- Task details
Render the material from its start through the line containing "svg-text:95: 95 bbox=[70, 1808, 95, 1834]" as a Markdown table with two columns, Row and Line. Number each line and leave out any blank lines.

- Extracted records
● ● ● ● ●

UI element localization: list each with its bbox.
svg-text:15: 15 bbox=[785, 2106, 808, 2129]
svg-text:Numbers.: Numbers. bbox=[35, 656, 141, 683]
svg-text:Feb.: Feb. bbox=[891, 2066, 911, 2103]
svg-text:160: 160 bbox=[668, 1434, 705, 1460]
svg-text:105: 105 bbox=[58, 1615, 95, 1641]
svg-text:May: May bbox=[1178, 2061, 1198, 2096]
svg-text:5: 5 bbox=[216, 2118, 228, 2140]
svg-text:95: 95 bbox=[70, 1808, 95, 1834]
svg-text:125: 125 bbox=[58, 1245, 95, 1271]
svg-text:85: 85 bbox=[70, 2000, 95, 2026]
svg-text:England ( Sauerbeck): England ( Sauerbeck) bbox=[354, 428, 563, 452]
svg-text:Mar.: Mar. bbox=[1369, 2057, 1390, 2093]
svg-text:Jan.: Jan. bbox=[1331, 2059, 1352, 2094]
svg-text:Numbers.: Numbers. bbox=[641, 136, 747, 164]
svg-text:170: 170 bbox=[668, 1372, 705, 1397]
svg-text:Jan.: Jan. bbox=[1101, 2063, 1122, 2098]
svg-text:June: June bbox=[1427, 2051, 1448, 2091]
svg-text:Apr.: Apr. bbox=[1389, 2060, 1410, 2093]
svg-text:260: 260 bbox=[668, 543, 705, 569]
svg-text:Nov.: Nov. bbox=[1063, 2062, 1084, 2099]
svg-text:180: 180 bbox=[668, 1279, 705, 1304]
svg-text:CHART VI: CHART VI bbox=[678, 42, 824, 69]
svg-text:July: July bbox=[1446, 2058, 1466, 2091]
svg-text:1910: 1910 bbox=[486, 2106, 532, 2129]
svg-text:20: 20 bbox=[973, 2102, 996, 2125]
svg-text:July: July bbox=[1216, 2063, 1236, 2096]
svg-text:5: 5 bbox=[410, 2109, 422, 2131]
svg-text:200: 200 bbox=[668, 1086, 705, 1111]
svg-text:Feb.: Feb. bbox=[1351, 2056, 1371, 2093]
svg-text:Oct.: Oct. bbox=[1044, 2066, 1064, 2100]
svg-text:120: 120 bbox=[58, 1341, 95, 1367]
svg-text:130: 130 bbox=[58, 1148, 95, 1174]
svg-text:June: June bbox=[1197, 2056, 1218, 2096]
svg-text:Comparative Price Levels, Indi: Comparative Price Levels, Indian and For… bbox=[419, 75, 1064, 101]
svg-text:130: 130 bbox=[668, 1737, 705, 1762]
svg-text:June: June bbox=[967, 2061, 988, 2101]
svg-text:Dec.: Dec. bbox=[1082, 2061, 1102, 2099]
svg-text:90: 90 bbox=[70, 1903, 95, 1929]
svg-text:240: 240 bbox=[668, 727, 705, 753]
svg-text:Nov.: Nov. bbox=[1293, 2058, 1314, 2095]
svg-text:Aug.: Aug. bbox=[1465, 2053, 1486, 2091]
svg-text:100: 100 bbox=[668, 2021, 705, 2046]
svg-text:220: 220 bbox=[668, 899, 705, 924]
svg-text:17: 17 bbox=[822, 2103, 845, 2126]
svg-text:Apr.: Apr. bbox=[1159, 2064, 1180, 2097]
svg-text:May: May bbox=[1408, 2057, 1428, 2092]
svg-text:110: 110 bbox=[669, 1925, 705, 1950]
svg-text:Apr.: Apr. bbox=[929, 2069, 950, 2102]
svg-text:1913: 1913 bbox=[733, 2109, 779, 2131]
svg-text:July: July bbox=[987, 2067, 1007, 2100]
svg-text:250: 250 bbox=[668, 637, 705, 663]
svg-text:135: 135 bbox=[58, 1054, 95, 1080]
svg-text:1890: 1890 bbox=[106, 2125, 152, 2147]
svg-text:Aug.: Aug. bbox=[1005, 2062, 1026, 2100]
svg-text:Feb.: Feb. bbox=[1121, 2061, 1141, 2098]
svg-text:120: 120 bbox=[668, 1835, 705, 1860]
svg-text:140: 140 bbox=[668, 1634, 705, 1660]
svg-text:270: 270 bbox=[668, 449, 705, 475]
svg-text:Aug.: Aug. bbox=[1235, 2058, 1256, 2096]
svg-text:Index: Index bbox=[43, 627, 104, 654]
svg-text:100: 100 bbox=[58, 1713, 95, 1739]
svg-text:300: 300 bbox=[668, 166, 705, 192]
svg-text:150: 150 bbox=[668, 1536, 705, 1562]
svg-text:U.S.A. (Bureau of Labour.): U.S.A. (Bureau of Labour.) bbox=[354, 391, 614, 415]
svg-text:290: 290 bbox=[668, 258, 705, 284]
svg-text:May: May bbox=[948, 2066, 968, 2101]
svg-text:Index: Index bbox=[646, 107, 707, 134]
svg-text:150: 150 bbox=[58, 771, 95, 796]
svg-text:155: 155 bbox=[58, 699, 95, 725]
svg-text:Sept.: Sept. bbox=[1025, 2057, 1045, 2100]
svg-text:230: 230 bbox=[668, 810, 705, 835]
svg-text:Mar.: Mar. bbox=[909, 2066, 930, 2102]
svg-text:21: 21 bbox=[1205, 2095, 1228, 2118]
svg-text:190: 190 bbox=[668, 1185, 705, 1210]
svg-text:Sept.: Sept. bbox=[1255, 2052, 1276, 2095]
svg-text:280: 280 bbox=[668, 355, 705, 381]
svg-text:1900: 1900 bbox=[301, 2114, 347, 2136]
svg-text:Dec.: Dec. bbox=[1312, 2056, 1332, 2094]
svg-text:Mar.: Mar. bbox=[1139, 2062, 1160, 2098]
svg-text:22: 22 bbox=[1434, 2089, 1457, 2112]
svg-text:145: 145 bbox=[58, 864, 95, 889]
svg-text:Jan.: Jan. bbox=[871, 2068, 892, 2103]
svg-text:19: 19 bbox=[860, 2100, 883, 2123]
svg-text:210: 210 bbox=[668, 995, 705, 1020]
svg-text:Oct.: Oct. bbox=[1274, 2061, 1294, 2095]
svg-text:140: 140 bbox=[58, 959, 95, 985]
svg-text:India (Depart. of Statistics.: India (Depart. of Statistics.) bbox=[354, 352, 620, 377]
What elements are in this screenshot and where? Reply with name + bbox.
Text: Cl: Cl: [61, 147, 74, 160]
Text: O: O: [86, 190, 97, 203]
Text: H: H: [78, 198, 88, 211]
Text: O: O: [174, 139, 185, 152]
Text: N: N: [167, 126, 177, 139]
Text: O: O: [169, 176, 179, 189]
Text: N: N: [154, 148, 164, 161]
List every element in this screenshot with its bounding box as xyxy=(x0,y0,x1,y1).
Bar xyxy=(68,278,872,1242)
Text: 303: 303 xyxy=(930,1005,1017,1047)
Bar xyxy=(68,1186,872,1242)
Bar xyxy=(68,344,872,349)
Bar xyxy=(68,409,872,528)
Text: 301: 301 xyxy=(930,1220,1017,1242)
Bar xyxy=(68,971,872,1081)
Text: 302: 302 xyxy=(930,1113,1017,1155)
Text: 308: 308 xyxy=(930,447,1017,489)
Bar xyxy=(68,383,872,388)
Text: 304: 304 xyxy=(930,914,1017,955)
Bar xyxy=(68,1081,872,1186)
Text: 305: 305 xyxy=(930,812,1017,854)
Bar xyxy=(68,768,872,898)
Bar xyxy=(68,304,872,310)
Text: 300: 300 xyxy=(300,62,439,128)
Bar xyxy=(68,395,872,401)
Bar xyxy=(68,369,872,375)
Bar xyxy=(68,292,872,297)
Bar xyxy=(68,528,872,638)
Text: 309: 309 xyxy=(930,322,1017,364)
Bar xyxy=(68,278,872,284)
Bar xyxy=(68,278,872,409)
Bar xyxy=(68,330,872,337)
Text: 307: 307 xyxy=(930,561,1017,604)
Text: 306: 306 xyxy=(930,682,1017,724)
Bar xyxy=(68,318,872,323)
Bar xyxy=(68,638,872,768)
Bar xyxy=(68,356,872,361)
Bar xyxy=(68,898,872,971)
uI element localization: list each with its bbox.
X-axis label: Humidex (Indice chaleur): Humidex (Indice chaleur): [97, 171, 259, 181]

● ● ● ● ●

- Solution for this problem
| Row | Line |
|---|---|
| 1 | UI element localization: list each with its bbox. |
| 2 | svg-text:15: 15 bbox=[785, 2106, 808, 2129] |
| 3 | svg-text:Numbers.: Numbers. bbox=[35, 656, 141, 683] |
| 4 | svg-text:Feb.: Feb. bbox=[891, 2066, 911, 2103] |
| 5 | svg-text:160: 160 bbox=[668, 1434, 705, 1460] |
| 6 | svg-text:105: 105 bbox=[58, 1615, 95, 1641] |
| 7 | svg-text:May: May bbox=[1178, 2061, 1198, 2096] |
| 8 | svg-text:5: 5 bbox=[216, 2118, 228, 2140] |
| 9 | svg-text:95: 95 bbox=[70, 1808, 95, 1834] |